- [DO THIS]
Below are some records. Say how many of their lines include the string "型缩体大容量非固体电解质钽电容器", giving only the number.

- [THE INPUT]

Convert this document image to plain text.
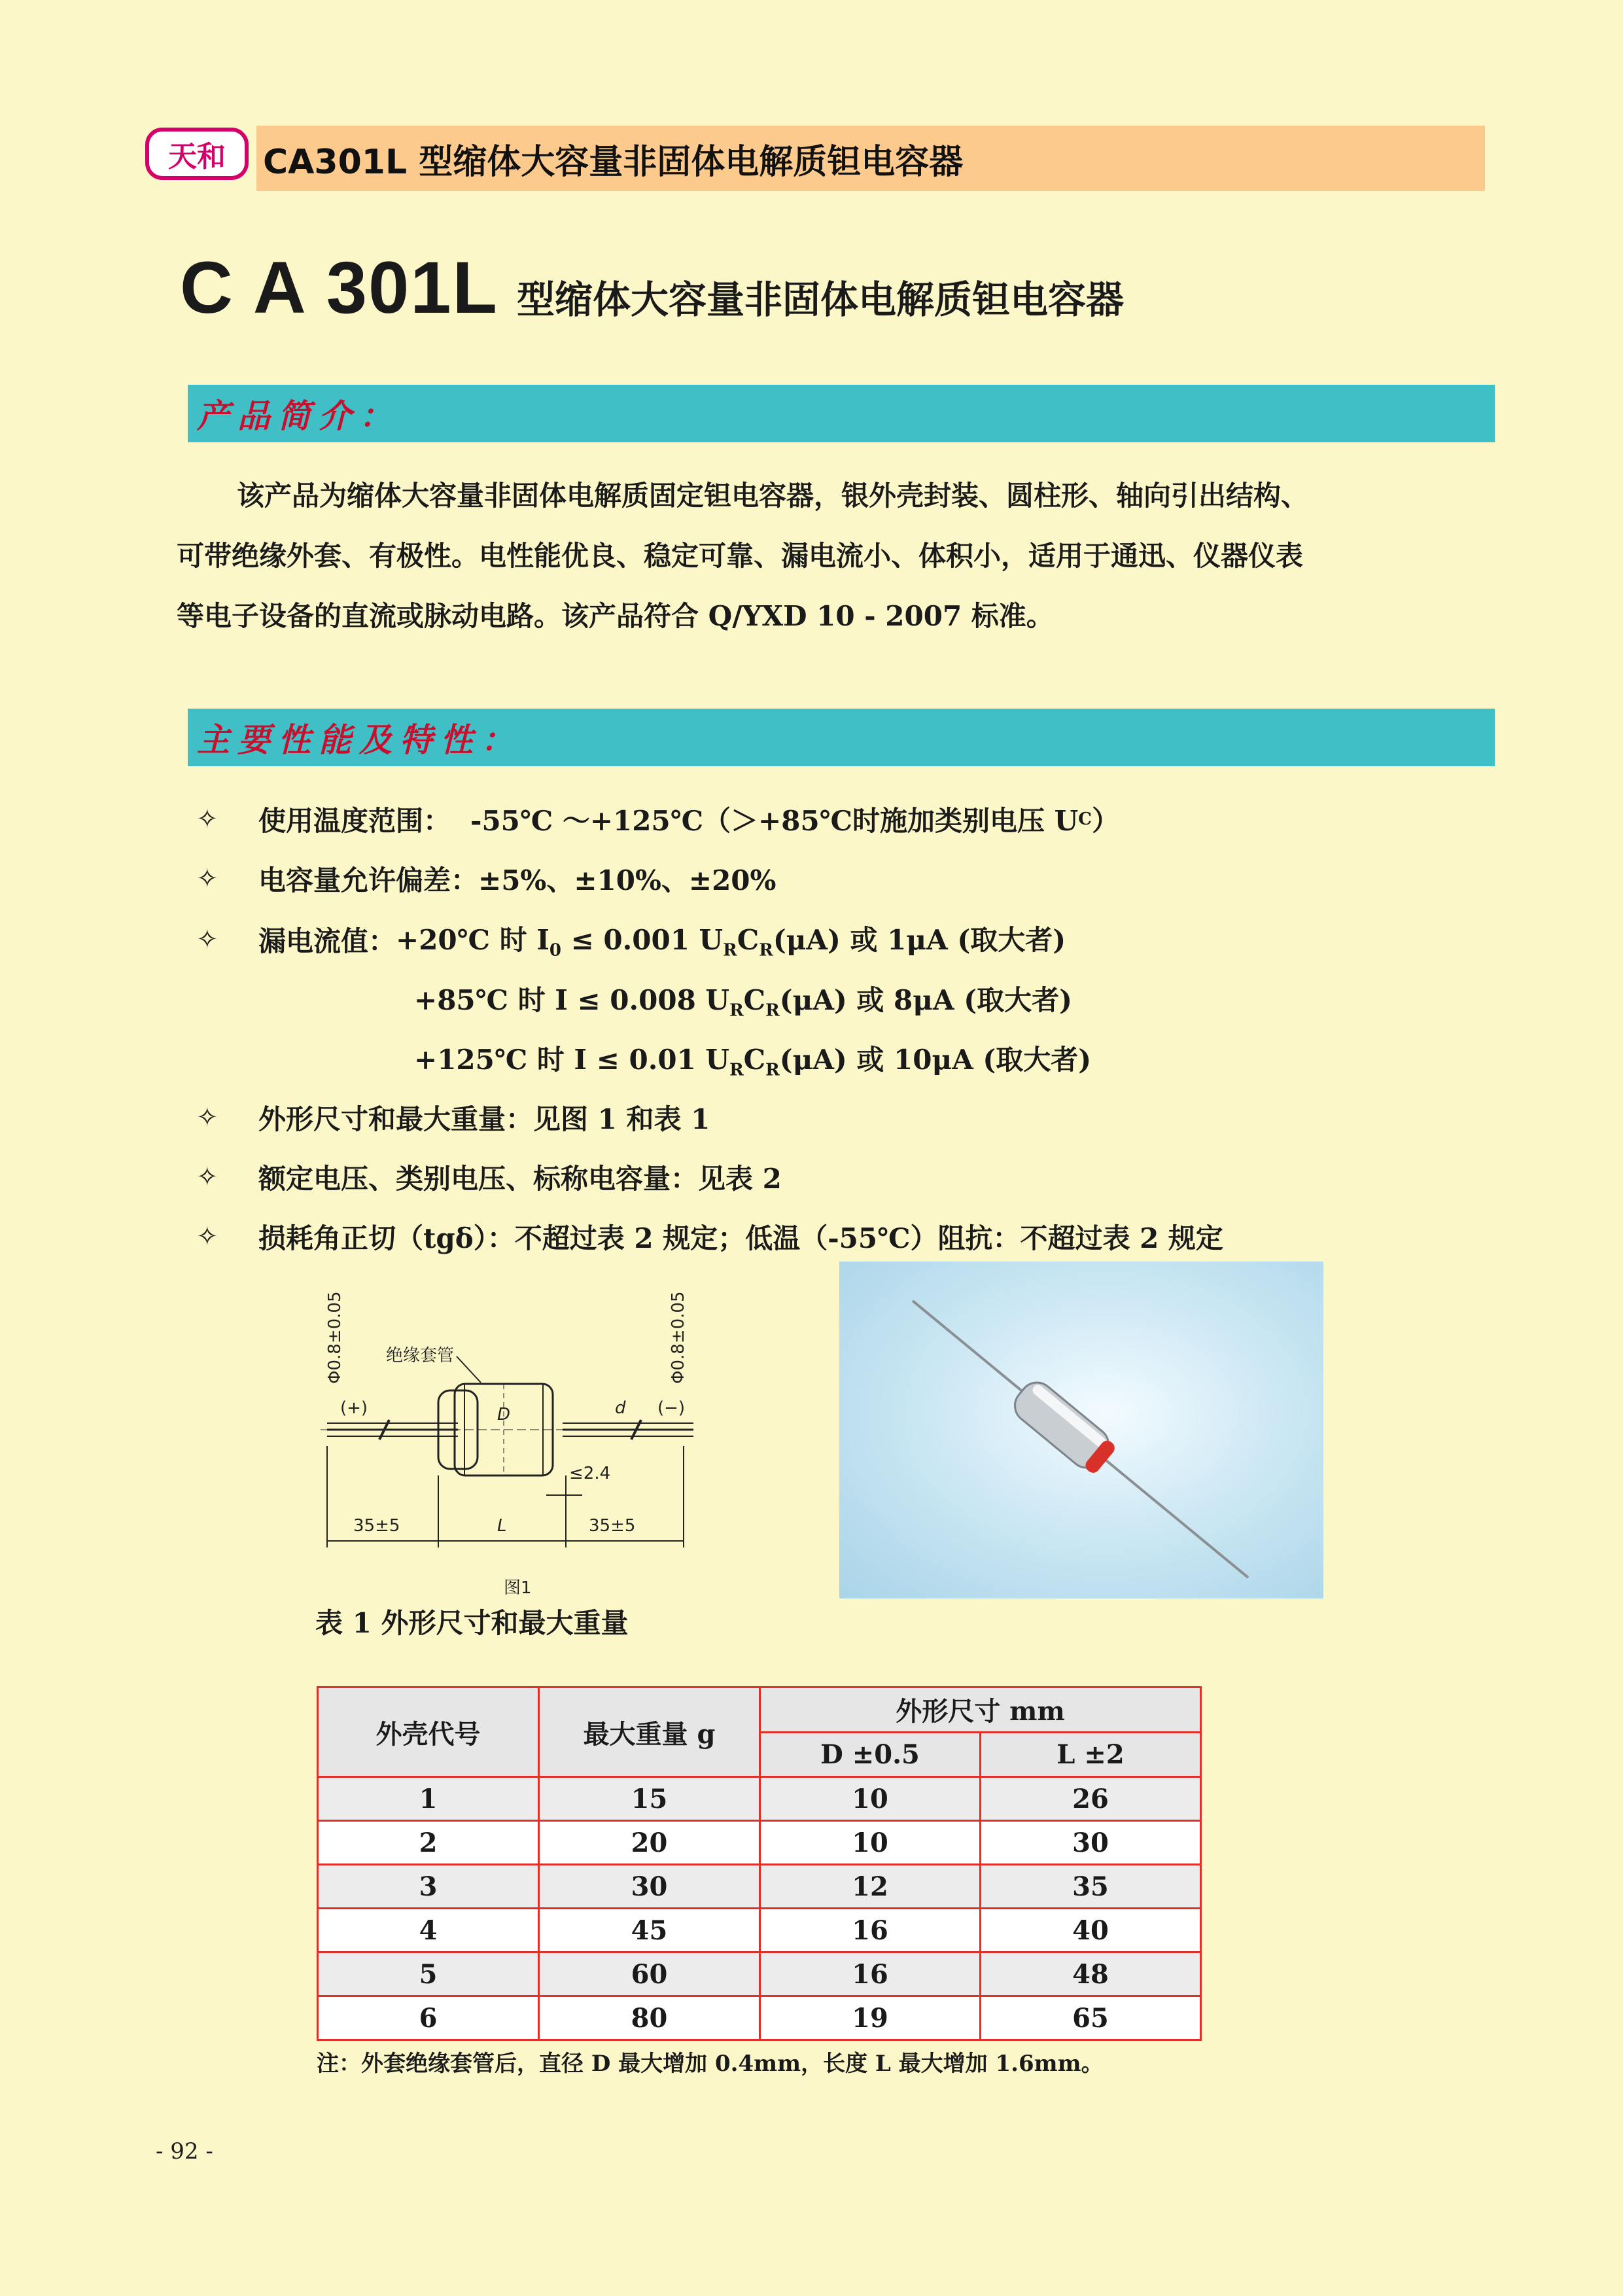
天和	CA301L 型缩体大容量非固体电解质钽电容器
C A 301L 型缩体大容量非固体电解质钽电容器
产品简介：

该产品为缩体大容量非固体电解质固定钽电容器，银外壳封装、圆柱形、轴向引出结构、

可带绝缘外套、有极性。电性能优良、稳定可靠、漏电流小、体积小，适用于通迅、仪器仪表

等电子设备的直流或脉动电路。该产品符合 Q/YXD 10 - 2007 标准。

主要性能及特性：
✧	使用温度范围： -55℃ ～+125℃（＞+85℃时施加类别电压 U C ）
✧	电容量允许偏差： ±5%、±10%、±20%
✧	漏电流值： +20℃ 时 $I_0 \le 0.001$ $U_RC_R(\mu A)$ 或 1μA (取大者)
+85℃ 时 I ≤ 0.008 $U_RC_R(\mu A)$ 或 8μA (取大者)
+125℃ 时 I ≤ 0.01 $U_RC_R(\mu A)$ 或 10μA (取大者)
✧	外形尺寸和最大重量：见图 1 和表 1
✧	额定电压、类别电压、标称电容量：见表 2
✧	损耗角正切（tgδ）：不超过表 2 规定；低温（-55℃）阻抗：不超过表 2 规定
Φ0.8±0.05	Φ0.8±0.05
绝缘套管
(+)	(−)
D	d
≤2.4
35±5	L	35±5
图1
表 1 外形尺寸和最大重量
外壳代号	最大重量 g	外形尺寸 mm	
		D ±0.5	L ±2
1	15	10	26
2	20	10	30
3	30	12	35
4	45	16	40
5	60	16	48
6	80	19	65
注：外套绝缘套管后，直径 D 最大增加 0.4mm，长度 L 最大增加 1.6mm。
- 92 -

- [PROBLEM SOLUTION]
2